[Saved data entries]
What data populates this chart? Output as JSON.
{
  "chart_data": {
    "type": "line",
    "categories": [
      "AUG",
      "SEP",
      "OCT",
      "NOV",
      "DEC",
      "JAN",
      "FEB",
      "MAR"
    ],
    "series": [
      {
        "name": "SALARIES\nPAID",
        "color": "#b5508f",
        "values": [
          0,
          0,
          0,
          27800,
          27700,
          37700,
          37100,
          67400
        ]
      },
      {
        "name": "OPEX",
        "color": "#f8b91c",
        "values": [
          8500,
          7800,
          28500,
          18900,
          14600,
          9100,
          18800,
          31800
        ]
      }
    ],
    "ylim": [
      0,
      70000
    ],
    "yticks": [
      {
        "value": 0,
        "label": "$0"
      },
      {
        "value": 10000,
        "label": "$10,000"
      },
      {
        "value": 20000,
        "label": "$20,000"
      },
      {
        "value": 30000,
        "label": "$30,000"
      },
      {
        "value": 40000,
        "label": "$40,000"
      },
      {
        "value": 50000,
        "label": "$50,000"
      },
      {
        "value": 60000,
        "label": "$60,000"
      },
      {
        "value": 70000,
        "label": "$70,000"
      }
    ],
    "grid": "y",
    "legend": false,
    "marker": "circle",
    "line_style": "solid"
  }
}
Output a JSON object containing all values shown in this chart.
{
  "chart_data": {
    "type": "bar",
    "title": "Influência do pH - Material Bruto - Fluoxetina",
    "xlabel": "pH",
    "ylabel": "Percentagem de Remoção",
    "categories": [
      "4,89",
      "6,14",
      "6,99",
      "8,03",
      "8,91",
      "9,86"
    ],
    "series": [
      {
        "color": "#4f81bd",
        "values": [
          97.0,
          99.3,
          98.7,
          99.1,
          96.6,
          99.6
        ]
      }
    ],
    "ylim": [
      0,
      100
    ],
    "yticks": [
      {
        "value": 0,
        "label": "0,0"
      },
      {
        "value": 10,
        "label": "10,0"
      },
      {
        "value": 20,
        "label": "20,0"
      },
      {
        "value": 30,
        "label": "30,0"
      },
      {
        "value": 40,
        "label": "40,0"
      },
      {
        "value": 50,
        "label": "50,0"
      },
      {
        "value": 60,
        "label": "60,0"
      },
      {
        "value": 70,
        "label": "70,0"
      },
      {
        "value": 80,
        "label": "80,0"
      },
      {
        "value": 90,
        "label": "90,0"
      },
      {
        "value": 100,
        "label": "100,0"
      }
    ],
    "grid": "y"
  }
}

■ **DIRECTIVE**
Your task is to extract all of the records exactly.

■ **EXPECTED ANSWER**
What data populates this chart? Output as JSON.
{
  "chart_data": {
    "type": "line",
    "categories": [
      "AUG",
      "SEP",
      "OCT",
      "NOV",
      "DEC",
      "JAN",
      "FEB",
      "MAR"
    ],
    "series": [
      {
        "name": "SALARIES\nPAID",
        "color": "#b5508f",
        "values": [
          0,
          0,
          0,
          27800,
          27700,
          37700,
          37100,
          67400
        ]
      },
      {
        "name": "OPEX",
        "color": "#f8b91c",
        "values": [
          8500,
          7800,
          28500,
          18900,
          14600,
          9100,
          18800,
          31800
        ]
      }
    ],
    "ylim": [
      0,
      70000
    ],
    "yticks": [
      {
        "value": 0,
        "label": "$0"
      },
      {
        "value": 10000,
        "label": "$10,000"
      },
      {
        "value": 20000,
        "label": "$20,000"
      },
      {
        "value": 30000,
        "label": "$30,000"
      },
      {
        "value": 40000,
        "label": "$40,000"
      },
      {
        "value": 50000,
        "label": "$50,000"
      },
      {
        "value": 60000,
        "label": "$60,000"
      },
      {
        "value": 70000,
        "label": "$70,000"
      }
    ],
    "grid": "y",
    "legend": false,
    "marker": "circle",
    "line_style": "solid"
  }
}
Output a JSON object containing all values shown in this chart.
{
  "chart_data": {
    "type": "bar",
    "title": "Influência do pH - Material Bruto - Fluoxetina",
    "xlabel": "pH",
    "ylabel": "Percentagem de Remoção",
    "categories": [
      "4,89",
      "6,14",
      "6,99",
      "8,03",
      "8,91",
      "9,86"
    ],
    "series": [
      {
        "color": "#4f81bd",
        "values": [
          97.0,
          99.3,
          98.7,
          99.1,
          96.6,
          99.6
        ]
      }
    ],
    "ylim": [
      0,
      100
    ],
    "yticks": [
      {
        "value": 0,
        "label": "0,0"
      },
      {
        "value": 10,
        "label": "10,0"
      },
      {
        "value": 20,
        "label": "20,0"
      },
      {
        "value": 30,
        "label": "30,0"
      },
      {
        "value": 40,
        "label": "40,0"
      },
      {
        "value": 50,
        "label": "50,0"
      },
      {
        "value": 60,
        "label": "60,0"
      },
      {
        "value": 70,
        "label": "70,0"
      },
      {
        "value": 80,
        "label": "80,0"
      },
      {
        "value": 90,
        "label": "90,0"
      },
      {
        "value": 100,
        "label": "100,0"
      }
    ],
    "grid": "y"
  }
}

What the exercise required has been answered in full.